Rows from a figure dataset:
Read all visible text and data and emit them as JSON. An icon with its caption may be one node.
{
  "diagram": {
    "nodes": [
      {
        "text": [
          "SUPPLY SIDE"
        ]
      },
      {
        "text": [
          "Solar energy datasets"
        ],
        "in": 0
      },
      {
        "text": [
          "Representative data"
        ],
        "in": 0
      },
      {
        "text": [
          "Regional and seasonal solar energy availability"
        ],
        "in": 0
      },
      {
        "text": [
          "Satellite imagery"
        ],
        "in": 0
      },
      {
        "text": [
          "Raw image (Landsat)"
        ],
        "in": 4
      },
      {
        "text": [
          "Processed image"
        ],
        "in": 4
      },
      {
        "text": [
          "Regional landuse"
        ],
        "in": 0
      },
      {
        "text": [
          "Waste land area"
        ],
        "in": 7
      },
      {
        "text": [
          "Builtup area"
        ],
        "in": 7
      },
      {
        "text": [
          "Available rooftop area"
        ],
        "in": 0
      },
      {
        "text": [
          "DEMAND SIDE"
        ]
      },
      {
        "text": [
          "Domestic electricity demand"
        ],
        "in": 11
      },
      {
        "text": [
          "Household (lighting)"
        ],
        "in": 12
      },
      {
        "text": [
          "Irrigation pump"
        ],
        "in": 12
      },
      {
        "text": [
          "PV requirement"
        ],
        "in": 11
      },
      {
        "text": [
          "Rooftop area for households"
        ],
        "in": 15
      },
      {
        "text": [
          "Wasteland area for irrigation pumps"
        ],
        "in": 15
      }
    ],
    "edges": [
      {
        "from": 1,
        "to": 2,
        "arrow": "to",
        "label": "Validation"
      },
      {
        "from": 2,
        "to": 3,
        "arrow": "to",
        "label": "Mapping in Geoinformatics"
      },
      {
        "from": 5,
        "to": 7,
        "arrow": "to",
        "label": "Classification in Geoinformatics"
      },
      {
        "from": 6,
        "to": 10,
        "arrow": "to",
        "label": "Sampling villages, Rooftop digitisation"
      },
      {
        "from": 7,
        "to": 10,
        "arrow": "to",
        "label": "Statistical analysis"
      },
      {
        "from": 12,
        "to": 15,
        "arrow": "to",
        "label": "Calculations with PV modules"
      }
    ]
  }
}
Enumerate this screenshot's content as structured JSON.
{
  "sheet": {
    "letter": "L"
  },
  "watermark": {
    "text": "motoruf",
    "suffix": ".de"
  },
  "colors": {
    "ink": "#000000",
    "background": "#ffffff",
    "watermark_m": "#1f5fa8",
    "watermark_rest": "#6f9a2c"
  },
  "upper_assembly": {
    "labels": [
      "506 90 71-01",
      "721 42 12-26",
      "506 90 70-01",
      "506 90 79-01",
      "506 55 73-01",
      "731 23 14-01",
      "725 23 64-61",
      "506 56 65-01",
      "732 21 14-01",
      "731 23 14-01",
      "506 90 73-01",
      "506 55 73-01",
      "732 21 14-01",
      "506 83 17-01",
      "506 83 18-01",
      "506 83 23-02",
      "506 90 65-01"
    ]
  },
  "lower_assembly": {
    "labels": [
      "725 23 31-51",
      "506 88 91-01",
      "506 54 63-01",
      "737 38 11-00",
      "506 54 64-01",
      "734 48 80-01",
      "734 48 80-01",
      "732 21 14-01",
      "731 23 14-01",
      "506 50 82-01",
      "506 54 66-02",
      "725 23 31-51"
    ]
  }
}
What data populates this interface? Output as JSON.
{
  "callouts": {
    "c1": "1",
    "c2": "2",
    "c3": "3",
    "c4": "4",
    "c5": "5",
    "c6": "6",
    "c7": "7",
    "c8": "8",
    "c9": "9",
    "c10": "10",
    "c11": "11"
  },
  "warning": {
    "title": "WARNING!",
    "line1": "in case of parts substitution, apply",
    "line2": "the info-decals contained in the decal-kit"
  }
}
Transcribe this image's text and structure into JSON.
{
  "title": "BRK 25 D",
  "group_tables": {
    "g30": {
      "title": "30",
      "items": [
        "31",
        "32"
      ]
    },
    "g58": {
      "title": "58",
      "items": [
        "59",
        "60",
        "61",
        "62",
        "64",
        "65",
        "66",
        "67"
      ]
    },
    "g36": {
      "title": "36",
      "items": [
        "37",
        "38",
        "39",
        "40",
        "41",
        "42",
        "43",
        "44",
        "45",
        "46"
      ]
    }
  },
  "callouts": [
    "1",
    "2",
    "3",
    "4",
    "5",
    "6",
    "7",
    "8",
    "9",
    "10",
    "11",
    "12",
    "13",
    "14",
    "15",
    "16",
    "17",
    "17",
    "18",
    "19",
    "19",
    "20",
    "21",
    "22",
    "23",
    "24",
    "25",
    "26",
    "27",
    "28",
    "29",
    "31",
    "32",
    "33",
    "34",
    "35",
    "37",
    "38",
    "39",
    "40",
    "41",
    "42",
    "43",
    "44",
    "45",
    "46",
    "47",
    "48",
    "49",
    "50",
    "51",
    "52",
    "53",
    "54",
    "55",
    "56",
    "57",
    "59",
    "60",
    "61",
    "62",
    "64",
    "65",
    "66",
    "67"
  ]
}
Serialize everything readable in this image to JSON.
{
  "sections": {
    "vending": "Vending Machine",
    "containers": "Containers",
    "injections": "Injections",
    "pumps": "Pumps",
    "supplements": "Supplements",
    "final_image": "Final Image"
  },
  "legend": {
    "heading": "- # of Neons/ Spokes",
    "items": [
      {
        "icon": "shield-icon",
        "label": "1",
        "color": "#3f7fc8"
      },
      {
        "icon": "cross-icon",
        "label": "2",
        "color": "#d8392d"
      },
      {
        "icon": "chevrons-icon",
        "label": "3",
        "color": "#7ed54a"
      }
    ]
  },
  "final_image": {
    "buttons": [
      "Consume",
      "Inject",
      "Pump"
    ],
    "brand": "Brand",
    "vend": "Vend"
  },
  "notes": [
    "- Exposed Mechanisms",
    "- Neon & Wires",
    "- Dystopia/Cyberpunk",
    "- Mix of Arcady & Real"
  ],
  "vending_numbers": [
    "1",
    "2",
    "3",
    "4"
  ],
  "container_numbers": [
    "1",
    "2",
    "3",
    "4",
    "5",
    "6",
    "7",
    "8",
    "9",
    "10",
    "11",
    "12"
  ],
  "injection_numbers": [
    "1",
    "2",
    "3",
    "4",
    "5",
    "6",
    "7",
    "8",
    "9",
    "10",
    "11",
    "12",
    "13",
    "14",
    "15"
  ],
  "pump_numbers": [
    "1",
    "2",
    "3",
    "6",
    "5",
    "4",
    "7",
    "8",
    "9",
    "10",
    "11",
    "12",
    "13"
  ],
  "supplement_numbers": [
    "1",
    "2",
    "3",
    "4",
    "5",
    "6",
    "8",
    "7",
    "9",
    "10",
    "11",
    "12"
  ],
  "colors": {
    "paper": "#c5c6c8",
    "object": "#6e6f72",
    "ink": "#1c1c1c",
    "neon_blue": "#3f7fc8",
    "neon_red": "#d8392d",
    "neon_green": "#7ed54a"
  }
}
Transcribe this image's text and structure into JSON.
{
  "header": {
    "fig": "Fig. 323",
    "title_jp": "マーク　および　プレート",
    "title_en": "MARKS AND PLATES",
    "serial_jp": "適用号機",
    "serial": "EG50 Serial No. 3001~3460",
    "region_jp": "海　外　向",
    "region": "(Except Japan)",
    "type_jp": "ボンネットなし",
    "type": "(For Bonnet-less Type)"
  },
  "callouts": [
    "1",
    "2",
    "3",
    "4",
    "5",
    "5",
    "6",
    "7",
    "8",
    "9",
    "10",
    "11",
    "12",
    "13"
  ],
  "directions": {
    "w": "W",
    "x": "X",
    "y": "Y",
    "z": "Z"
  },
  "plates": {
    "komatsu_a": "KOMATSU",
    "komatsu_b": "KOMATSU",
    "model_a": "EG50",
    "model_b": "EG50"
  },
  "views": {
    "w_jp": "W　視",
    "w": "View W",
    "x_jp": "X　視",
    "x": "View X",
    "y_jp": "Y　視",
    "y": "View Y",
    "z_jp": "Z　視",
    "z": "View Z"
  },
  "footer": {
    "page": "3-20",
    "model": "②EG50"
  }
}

## WHAT IS NEEDED
Copy every line of the data that holds the string "icon".

## EXERCISE SOLUTION
Read all visible text and data and emit them as JSON. An icon with its caption may be one node.
        "icon": "shield-icon",
        "icon": "cross-icon",
        "icon": "chevrons-icon",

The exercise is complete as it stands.